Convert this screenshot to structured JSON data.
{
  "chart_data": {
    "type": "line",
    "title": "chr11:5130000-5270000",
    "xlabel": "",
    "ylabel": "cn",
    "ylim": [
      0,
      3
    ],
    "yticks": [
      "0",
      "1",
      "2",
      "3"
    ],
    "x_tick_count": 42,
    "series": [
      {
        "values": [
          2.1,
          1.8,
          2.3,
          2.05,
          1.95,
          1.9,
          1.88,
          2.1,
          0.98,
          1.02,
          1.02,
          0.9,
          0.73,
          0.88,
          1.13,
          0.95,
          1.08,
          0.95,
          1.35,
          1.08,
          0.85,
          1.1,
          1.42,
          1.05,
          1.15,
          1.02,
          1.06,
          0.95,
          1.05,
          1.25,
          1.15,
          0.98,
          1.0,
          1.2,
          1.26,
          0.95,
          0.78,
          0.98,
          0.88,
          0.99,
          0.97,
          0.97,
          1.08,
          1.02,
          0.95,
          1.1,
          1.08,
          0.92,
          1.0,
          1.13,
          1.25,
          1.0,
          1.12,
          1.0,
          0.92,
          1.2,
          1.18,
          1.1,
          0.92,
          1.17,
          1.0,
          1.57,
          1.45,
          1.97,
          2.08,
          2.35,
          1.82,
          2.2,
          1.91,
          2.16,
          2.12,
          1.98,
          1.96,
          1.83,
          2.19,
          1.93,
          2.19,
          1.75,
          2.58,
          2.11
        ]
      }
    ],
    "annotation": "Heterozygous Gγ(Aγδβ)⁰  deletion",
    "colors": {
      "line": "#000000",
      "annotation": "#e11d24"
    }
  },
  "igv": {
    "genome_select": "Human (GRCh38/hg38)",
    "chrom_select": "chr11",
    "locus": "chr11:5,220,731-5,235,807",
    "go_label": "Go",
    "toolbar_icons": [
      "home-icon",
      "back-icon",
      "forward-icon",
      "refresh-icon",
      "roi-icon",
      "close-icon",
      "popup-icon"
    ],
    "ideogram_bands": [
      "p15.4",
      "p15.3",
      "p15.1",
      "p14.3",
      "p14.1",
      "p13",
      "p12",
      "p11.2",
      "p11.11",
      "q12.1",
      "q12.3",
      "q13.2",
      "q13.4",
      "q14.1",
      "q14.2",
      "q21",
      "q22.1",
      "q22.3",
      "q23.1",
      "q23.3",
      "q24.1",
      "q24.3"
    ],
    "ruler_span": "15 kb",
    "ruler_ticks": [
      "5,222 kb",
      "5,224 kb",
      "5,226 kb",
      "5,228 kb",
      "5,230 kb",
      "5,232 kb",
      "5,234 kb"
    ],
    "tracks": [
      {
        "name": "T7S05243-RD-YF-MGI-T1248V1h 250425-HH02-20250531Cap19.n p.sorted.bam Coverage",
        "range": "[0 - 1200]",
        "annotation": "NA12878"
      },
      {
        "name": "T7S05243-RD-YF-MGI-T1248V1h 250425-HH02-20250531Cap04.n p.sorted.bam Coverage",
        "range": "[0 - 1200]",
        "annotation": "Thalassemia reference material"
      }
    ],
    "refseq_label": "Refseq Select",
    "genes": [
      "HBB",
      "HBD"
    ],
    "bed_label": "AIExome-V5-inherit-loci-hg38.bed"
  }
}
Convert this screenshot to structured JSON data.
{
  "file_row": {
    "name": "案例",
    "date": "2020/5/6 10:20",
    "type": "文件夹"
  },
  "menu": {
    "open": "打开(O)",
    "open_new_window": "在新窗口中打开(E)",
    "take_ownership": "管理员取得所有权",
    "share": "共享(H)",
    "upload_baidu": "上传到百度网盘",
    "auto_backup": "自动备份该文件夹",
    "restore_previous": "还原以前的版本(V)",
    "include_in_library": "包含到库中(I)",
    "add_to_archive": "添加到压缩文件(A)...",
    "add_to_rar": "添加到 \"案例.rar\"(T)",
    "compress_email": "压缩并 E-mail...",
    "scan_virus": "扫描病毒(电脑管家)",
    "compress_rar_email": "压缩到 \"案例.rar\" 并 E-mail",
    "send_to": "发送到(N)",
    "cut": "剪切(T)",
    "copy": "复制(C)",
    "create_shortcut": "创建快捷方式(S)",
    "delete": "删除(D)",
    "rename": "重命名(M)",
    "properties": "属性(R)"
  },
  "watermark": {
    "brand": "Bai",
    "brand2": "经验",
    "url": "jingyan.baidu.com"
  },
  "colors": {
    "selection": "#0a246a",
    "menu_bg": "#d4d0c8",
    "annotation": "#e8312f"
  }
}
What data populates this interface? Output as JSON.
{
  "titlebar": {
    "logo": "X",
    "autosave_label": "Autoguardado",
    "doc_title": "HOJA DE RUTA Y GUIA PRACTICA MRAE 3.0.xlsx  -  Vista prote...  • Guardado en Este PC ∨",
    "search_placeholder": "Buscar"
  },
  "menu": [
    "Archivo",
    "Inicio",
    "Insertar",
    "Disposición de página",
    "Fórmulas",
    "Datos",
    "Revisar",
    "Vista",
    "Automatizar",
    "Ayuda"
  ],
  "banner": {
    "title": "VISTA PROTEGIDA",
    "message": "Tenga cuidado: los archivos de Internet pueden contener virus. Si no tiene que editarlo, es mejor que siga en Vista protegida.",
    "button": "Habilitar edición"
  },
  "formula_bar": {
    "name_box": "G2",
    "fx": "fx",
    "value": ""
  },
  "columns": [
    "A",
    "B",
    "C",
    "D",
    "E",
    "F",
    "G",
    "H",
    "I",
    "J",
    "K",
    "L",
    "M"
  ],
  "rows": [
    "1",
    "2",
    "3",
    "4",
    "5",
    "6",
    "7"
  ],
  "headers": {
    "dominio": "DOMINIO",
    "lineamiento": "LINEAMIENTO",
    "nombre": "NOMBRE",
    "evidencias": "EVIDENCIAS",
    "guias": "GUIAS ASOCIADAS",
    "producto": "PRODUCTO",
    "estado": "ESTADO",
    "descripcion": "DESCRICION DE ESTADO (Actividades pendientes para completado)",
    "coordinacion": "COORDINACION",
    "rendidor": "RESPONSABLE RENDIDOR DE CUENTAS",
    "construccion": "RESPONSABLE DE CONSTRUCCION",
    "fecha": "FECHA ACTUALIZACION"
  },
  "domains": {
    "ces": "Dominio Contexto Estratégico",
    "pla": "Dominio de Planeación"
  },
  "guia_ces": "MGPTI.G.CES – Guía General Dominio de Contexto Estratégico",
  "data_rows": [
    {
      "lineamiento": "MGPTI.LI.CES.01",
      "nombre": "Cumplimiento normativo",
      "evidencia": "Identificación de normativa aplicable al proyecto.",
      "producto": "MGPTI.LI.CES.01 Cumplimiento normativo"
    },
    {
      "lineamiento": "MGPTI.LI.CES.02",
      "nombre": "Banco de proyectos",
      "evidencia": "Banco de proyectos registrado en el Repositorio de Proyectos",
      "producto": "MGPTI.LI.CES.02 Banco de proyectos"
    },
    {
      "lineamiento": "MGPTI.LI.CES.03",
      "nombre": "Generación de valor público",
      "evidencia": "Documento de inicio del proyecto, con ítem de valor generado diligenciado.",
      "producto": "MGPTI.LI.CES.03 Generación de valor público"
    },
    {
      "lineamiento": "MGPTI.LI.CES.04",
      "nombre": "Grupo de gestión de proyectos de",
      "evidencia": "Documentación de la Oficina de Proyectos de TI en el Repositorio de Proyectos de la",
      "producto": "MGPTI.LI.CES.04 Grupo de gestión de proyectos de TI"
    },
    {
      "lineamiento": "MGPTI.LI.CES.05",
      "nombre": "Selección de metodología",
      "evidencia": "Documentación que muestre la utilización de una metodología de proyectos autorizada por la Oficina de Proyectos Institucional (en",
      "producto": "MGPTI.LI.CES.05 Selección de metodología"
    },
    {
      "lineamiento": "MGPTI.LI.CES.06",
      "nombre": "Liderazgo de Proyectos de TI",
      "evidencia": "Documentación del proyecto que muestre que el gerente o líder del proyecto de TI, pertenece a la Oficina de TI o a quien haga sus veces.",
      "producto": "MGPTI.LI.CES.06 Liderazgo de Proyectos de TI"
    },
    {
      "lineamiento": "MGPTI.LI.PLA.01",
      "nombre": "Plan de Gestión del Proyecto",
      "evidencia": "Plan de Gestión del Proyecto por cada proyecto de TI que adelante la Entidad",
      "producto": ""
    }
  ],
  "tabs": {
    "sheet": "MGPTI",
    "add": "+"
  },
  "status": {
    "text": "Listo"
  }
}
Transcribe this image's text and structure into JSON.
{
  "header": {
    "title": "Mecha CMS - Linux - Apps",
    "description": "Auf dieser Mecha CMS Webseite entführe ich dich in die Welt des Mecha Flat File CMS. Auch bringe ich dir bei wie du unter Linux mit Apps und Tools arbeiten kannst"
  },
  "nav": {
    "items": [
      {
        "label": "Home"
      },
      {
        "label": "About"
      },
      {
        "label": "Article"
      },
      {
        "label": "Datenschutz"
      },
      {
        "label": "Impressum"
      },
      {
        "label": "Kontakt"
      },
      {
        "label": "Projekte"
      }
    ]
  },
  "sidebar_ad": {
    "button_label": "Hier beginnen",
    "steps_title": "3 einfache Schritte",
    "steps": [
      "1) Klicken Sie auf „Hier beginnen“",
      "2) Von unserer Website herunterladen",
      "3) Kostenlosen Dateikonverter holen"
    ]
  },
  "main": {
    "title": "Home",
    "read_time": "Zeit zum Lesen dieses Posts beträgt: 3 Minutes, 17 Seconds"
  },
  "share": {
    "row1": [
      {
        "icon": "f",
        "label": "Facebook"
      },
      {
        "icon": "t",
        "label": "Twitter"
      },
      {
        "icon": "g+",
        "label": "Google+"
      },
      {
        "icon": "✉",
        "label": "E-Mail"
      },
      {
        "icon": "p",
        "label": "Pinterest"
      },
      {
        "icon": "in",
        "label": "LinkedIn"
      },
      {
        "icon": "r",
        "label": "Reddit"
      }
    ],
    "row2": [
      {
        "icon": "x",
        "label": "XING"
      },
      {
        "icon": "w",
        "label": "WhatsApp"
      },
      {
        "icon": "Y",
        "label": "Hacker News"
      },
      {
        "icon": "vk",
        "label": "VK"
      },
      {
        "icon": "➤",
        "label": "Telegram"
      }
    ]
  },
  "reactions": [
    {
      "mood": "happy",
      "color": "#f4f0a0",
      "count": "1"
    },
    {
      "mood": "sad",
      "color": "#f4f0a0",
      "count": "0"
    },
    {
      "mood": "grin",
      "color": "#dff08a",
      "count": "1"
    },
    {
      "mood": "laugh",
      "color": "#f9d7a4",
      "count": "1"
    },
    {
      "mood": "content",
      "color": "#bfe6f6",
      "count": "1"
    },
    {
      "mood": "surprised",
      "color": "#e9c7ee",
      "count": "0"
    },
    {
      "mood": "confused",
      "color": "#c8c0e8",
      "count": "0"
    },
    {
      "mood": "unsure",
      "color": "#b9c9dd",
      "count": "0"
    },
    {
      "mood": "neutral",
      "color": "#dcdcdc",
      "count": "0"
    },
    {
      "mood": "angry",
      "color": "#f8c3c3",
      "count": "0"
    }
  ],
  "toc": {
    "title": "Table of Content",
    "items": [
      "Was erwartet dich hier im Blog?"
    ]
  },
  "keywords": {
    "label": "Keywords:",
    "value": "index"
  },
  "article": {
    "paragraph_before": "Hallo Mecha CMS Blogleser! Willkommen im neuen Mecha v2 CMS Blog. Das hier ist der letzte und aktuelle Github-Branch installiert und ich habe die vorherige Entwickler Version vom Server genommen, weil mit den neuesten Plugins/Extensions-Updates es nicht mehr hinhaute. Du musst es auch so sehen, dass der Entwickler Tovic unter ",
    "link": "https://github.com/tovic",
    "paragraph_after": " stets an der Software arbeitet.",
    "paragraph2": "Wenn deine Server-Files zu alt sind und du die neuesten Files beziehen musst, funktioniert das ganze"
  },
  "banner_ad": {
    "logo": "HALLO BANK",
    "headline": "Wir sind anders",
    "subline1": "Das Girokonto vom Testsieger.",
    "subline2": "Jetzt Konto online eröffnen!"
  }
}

**Your instructions:** Scan the entries above for the word "Selección" and collect each line holding it.

**Problem solution:**
      "nombre": "Selección de metodología",
      "producto": "MGPTI.LI.CES.05 Selección de metodología"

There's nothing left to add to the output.